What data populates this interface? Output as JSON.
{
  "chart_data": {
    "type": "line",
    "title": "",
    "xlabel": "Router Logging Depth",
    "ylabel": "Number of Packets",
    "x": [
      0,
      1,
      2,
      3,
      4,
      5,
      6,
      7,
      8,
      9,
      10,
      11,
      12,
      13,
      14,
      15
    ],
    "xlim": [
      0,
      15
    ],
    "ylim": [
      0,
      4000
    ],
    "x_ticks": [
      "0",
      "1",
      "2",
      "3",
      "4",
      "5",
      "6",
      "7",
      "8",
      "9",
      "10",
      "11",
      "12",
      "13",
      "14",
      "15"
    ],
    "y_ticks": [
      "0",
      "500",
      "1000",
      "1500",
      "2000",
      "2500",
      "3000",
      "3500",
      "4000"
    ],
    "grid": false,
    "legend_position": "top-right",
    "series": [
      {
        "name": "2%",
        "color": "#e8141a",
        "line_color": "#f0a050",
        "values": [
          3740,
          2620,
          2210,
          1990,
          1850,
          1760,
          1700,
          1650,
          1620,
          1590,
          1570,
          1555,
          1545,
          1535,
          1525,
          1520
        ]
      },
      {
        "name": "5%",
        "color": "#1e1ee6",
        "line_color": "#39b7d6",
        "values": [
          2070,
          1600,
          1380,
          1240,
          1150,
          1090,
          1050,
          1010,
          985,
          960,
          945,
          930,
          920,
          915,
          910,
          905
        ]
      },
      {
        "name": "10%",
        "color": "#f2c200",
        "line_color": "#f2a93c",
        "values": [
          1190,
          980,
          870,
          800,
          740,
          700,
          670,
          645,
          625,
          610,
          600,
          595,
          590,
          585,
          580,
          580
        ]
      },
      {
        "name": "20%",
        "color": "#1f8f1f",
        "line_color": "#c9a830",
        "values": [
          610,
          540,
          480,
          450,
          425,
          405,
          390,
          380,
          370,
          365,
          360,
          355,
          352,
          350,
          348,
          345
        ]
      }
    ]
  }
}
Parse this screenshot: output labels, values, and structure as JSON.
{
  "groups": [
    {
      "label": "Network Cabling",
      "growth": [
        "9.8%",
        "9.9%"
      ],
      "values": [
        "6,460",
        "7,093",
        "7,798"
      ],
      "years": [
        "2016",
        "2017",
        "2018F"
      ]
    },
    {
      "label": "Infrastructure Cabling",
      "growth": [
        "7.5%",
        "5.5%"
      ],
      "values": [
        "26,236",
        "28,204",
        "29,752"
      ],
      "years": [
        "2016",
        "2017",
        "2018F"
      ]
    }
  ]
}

WHAT IS NEEDED: In this exercise, repeat all entries exactly.

SOLUTION FOR THIS EXERCISE:
What data populates this interface? Output as JSON.
{
  "chart_data": {
    "type": "line",
    "title": "",
    "xlabel": "Router Logging Depth",
    "ylabel": "Number of Packets",
    "x": [
      0,
      1,
      2,
      3,
      4,
      5,
      6,
      7,
      8,
      9,
      10,
      11,
      12,
      13,
      14,
      15
    ],
    "xlim": [
      0,
      15
    ],
    "ylim": [
      0,
      4000
    ],
    "x_ticks": [
      "0",
      "1",
      "2",
      "3",
      "4",
      "5",
      "6",
      "7",
      "8",
      "9",
      "10",
      "11",
      "12",
      "13",
      "14",
      "15"
    ],
    "y_ticks": [
      "0",
      "500",
      "1000",
      "1500",
      "2000",
      "2500",
      "3000",
      "3500",
      "4000"
    ],
    "grid": false,
    "legend_position": "top-right",
    "series": [
      {
        "name": "2%",
        "color": "#e8141a",
        "line_color": "#f0a050",
        "values": [
          3740,
          2620,
          2210,
          1990,
          1850,
          1760,
          1700,
          1650,
          1620,
          1590,
          1570,
          1555,
          1545,
          1535,
          1525,
          1520
        ]
      },
      {
        "name": "5%",
        "color": "#1e1ee6",
        "line_color": "#39b7d6",
        "values": [
          2070,
          1600,
          1380,
          1240,
          1150,
          1090,
          1050,
          1010,
          985,
          960,
          945,
          930,
          920,
          915,
          910,
          905
        ]
      },
      {
        "name": "10%",
        "color": "#f2c200",
        "line_color": "#f2a93c",
        "values": [
          1190,
          980,
          870,
          800,
          740,
          700,
          670,
          645,
          625,
          610,
          600,
          595,
          590,
          585,
          580,
          580
        ]
      },
      {
        "name": "20%",
        "color": "#1f8f1f",
        "line_color": "#c9a830",
        "values": [
          610,
          540,
          480,
          450,
          425,
          405,
          390,
          380,
          370,
          365,
          360,
          355,
          352,
          350,
          348,
          345
        ]
      }
    ]
  }
}
Parse this screenshot: output labels, values, and structure as JSON.
{
  "groups": [
    {
      "label": "Network Cabling",
      "growth": [
        "9.8%",
        "9.9%"
      ],
      "values": [
        "6,460",
        "7,093",
        "7,798"
      ],
      "years": [
        "2016",
        "2017",
        "2018F"
      ]
    },
    {
      "label": "Infrastructure Cabling",
      "growth": [
        "7.5%",
        "5.5%"
      ],
      "values": [
        "26,236",
        "28,204",
        "29,752"
      ],
      "years": [
        "2016",
        "2017",
        "2018F"
      ]
    }
  ]
}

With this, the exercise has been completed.